→ **PROBLEM TO WORK ON**: In the records below, pick out all lines containing the word "subtitle".

→ **DATA EXCERPTS**:
——
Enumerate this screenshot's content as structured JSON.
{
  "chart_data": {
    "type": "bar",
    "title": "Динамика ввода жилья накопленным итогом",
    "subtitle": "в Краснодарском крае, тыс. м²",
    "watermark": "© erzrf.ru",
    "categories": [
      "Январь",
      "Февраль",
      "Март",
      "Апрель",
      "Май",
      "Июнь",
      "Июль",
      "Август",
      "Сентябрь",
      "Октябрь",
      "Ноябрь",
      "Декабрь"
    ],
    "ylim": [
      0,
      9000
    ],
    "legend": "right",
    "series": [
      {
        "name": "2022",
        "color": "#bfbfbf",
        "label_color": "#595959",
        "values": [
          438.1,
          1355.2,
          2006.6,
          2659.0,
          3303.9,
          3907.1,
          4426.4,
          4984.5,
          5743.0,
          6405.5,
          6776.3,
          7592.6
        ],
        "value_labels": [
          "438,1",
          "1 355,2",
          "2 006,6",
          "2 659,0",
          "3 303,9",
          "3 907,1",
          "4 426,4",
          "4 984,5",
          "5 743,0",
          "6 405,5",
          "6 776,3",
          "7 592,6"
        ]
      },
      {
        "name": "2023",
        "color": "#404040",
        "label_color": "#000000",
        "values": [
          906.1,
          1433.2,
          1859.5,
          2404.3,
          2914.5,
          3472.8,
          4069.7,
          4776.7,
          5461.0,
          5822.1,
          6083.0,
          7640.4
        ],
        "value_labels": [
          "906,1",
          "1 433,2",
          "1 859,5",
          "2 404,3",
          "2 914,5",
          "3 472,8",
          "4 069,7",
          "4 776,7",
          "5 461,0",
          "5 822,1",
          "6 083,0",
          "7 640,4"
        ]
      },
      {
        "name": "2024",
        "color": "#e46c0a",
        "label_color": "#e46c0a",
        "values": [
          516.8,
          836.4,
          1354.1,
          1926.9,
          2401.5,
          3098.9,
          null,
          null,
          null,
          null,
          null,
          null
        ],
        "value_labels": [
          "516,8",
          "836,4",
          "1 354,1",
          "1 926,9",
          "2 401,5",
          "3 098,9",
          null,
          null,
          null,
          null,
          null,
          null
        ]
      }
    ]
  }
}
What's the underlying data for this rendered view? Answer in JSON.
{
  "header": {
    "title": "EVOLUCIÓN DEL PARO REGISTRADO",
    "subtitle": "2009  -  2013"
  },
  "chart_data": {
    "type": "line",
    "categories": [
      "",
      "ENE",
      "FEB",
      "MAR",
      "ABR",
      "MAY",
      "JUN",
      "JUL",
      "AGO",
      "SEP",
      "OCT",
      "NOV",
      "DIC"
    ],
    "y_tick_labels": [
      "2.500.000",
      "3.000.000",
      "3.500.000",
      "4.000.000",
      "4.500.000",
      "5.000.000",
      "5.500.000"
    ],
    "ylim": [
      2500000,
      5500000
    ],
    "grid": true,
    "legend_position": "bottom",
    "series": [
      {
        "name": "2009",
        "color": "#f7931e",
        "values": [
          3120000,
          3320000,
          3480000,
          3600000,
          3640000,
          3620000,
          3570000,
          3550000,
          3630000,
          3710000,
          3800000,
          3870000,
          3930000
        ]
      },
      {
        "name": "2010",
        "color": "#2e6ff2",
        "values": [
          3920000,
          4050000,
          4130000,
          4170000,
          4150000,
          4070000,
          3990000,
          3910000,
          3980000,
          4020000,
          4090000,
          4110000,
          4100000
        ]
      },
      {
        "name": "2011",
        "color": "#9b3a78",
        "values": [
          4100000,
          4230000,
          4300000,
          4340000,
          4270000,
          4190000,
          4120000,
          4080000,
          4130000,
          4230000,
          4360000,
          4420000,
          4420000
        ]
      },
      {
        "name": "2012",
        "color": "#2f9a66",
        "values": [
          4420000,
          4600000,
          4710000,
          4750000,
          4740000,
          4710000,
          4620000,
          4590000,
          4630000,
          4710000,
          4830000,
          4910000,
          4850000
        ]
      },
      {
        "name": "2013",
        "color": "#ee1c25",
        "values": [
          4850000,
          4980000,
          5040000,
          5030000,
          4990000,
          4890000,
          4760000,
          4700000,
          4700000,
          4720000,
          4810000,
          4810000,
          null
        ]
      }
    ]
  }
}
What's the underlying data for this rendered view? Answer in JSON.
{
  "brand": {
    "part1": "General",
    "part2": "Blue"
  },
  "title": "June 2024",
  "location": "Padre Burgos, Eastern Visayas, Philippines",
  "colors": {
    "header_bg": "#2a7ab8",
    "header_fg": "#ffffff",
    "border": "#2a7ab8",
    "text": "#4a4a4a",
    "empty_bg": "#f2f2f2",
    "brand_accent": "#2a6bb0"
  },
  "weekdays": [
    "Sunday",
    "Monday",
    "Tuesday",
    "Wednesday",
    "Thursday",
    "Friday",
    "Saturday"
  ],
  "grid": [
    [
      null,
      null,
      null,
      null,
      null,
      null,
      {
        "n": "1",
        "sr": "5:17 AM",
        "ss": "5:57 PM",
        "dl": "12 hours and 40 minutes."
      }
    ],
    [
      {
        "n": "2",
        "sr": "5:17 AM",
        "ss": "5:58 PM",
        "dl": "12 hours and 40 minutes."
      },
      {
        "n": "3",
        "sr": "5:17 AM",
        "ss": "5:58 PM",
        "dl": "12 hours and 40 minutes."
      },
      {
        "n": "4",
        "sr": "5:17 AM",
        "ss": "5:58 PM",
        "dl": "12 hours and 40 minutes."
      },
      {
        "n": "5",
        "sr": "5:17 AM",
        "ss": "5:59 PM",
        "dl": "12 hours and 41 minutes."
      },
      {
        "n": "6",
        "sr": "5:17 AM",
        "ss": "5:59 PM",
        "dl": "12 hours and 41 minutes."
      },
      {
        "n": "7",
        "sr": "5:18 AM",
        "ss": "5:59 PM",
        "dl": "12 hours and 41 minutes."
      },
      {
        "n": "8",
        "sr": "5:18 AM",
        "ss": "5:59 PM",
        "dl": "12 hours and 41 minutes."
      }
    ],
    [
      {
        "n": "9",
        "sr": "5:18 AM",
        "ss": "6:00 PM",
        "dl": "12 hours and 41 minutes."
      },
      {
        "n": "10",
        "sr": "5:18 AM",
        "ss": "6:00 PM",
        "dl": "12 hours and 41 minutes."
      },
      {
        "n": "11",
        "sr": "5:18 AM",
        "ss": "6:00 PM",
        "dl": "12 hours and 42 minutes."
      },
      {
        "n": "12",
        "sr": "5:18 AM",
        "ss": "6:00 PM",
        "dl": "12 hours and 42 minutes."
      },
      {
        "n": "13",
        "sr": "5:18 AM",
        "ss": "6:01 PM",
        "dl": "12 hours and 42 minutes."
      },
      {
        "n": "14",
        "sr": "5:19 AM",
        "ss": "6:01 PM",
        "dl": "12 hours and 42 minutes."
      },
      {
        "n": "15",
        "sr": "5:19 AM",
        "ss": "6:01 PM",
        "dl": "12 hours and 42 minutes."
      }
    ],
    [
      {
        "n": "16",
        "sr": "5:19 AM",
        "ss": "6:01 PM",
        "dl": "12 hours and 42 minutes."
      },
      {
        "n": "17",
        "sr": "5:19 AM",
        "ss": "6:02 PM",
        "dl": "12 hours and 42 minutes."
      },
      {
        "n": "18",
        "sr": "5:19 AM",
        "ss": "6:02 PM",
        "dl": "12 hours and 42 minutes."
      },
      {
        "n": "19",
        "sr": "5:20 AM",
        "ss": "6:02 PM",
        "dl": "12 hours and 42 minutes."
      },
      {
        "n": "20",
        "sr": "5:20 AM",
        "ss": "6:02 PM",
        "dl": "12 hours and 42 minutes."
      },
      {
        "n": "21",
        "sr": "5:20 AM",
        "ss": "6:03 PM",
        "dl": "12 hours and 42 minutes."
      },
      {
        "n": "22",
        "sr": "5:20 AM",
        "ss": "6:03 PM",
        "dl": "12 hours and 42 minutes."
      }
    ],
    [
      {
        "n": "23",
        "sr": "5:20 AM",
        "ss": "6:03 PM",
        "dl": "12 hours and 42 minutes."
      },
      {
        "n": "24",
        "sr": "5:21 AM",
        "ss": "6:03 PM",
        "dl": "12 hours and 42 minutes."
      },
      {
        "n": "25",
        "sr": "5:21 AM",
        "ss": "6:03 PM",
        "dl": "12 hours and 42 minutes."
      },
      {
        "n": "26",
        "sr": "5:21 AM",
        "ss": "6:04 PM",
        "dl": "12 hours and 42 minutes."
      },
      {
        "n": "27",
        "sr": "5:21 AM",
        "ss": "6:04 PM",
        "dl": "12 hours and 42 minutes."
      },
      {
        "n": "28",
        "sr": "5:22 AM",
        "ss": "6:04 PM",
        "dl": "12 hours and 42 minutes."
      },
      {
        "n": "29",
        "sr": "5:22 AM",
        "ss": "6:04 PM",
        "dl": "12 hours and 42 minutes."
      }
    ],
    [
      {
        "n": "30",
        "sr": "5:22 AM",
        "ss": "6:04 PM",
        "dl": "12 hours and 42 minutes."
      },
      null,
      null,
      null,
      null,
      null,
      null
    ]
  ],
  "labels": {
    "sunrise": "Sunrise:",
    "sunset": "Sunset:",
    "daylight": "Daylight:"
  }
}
——
→ **ANSWER FOR THE TASK**:
    "subtitle": "в Краснодарском крае, тыс. м²",
    "subtitle": "2009  -  2013"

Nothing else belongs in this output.